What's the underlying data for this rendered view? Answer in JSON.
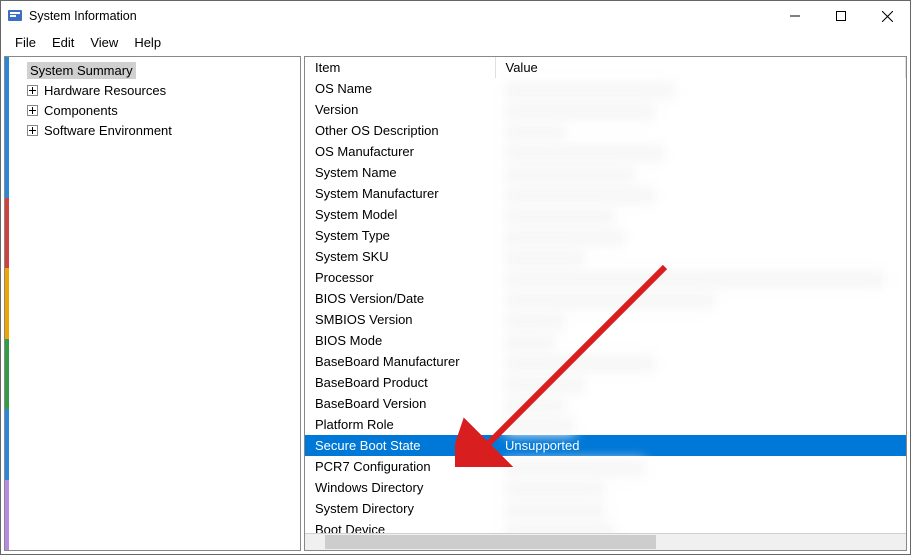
{
  "window": {
    "title": "System Information"
  },
  "menu": [
    "File",
    "Edit",
    "View",
    "Help"
  ],
  "tree": {
    "root": "System Summary",
    "children": [
      {
        "label": "Hardware Resources",
        "expandable": true
      },
      {
        "label": "Components",
        "expandable": true
      },
      {
        "label": "Software Environment",
        "expandable": true
      }
    ]
  },
  "columns": {
    "item": "Item",
    "value": "Value"
  },
  "rows": [
    {
      "item": "OS Name",
      "value": "",
      "blurred": true
    },
    {
      "item": "Version",
      "value": "",
      "blurred": true
    },
    {
      "item": "Other OS Description",
      "value": "",
      "blurred": true
    },
    {
      "item": "OS Manufacturer",
      "value": "",
      "blurred": true
    },
    {
      "item": "System Name",
      "value": "",
      "blurred": true
    },
    {
      "item": "System Manufacturer",
      "value": "",
      "blurred": true
    },
    {
      "item": "System Model",
      "value": "",
      "blurred": true
    },
    {
      "item": "System Type",
      "value": "",
      "blurred": true
    },
    {
      "item": "System SKU",
      "value": "",
      "blurred": true
    },
    {
      "item": "Processor",
      "value": "",
      "blurred": true
    },
    {
      "item": "BIOS Version/Date",
      "value": "",
      "blurred": true
    },
    {
      "item": "SMBIOS Version",
      "value": "",
      "blurred": true
    },
    {
      "item": "BIOS Mode",
      "value": "",
      "blurred": true
    },
    {
      "item": "BaseBoard Manufacturer",
      "value": "",
      "blurred": true
    },
    {
      "item": "BaseBoard Product",
      "value": "",
      "blurred": true
    },
    {
      "item": "BaseBoard Version",
      "value": "",
      "blurred": true
    },
    {
      "item": "Platform Role",
      "value": "",
      "blurred": true
    },
    {
      "item": "Secure Boot State",
      "value": "Unsupported",
      "selected": true
    },
    {
      "item": "PCR7 Configuration",
      "value": "",
      "blurred": true
    },
    {
      "item": "Windows Directory",
      "value": "",
      "blurred": true
    },
    {
      "item": "System Directory",
      "value": "",
      "blurred": true
    },
    {
      "item": "Boot Device",
      "value": "",
      "blurred": true
    }
  ],
  "edge_colors": [
    "#2a88d8",
    "#2a88d8",
    "#d23f3f",
    "#f0a500",
    "#2f9e44",
    "#2a88d8",
    "#b78be0"
  ]
}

---

What the task requires >> Check each line of these records for the string "BaseBoard" and state only how many lines have it.

Output for this exercise >> 3